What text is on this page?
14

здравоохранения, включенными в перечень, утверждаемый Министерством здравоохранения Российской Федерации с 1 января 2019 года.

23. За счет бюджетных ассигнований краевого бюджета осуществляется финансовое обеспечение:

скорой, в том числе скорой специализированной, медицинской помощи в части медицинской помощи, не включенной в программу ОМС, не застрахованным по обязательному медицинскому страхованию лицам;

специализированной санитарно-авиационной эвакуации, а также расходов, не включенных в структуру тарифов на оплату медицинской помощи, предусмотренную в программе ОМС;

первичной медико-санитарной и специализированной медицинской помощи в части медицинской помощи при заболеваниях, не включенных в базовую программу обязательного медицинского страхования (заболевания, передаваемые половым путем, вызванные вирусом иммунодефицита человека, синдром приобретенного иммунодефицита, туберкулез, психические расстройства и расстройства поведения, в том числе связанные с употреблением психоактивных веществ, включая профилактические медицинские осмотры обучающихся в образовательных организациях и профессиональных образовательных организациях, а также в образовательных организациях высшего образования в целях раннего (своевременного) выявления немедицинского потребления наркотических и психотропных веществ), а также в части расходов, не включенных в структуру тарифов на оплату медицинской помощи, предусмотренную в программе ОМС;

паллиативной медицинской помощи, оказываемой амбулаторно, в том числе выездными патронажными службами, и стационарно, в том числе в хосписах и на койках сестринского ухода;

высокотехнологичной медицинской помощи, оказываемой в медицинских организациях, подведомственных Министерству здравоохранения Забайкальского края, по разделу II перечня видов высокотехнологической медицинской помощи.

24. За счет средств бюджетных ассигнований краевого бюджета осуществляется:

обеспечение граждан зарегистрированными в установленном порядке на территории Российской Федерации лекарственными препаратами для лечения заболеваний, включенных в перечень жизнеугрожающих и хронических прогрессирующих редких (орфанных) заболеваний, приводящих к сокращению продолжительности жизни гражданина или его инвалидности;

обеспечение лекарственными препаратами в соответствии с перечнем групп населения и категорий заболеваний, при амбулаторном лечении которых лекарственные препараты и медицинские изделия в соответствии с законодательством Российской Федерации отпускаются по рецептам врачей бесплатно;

☆ ☆ ☆ ☆

[WHAT IS NEEDED] The records above must be repeated exactly, every one of them.

[CORRECT RESULT]
What text is on this page?
14

здравоохранения, включенными в перечень, утверждаемый Министерством здравоохранения Российской Федерации с 1 января 2019 года.

23. За счет бюджетных ассигнований краевого бюджета осуществляется финансовое обеспечение:

скорой, в том числе скорой специализированной, медицинской помощи в части медицинской помощи, не включенной в программу ОМС, не застрахованным по обязательному медицинскому страхованию лицам;

специализированной санитарно-авиационной эвакуации, а также расходов, не включенных в структуру тарифов на оплату медицинской помощи, предусмотренную в программе ОМС;

первичной медико-санитарной и специализированной медицинской помощи в части медицинской помощи при заболеваниях, не включенных в базовую программу обязательного медицинского страхования (заболевания, передаваемые половым путем, вызванные вирусом иммунодефицита человека, синдром приобретенного иммунодефицита, туберкулез, психические расстройства и расстройства поведения, в том числе связанные с употреблением психоактивных веществ, включая профилактические медицинские осмотры обучающихся в образовательных организациях и профессиональных образовательных организациях, а также в образовательных организациях высшего образования в целях раннего (своевременного) выявления немедицинского потребления наркотических и психотропных веществ), а также в части расходов, не включенных в структуру тарифов на оплату медицинской помощи, предусмотренную в программе ОМС;

паллиативной медицинской помощи, оказываемой амбулаторно, в том числе выездными патронажными службами, и стационарно, в том числе в хосписах и на койках сестринского ухода;

высокотехнологичной медицинской помощи, оказываемой в медицинских организациях, подведомственных Министерству здравоохранения Забайкальского края, по разделу II перечня видов высокотехнологической медицинской помощи.

24. За счет средств бюджетных ассигнований краевого бюджета осуществляется:

обеспечение граждан зарегистрированными в установленном порядке на территории Российской Федерации лекарственными препаратами для лечения заболеваний, включенных в перечень жизнеугрожающих и хронических прогрессирующих редких (орфанных) заболеваний, приводящих к сокращению продолжительности жизни гражданина или его инвалидности;

обеспечение лекарственными препаратами в соответствии с перечнем групп населения и категорий заболеваний, при амбулаторном лечении которых лекарственные препараты и медицинские изделия в соответствии с законодательством Российской Федерации отпускаются по рецептам врачей бесплатно;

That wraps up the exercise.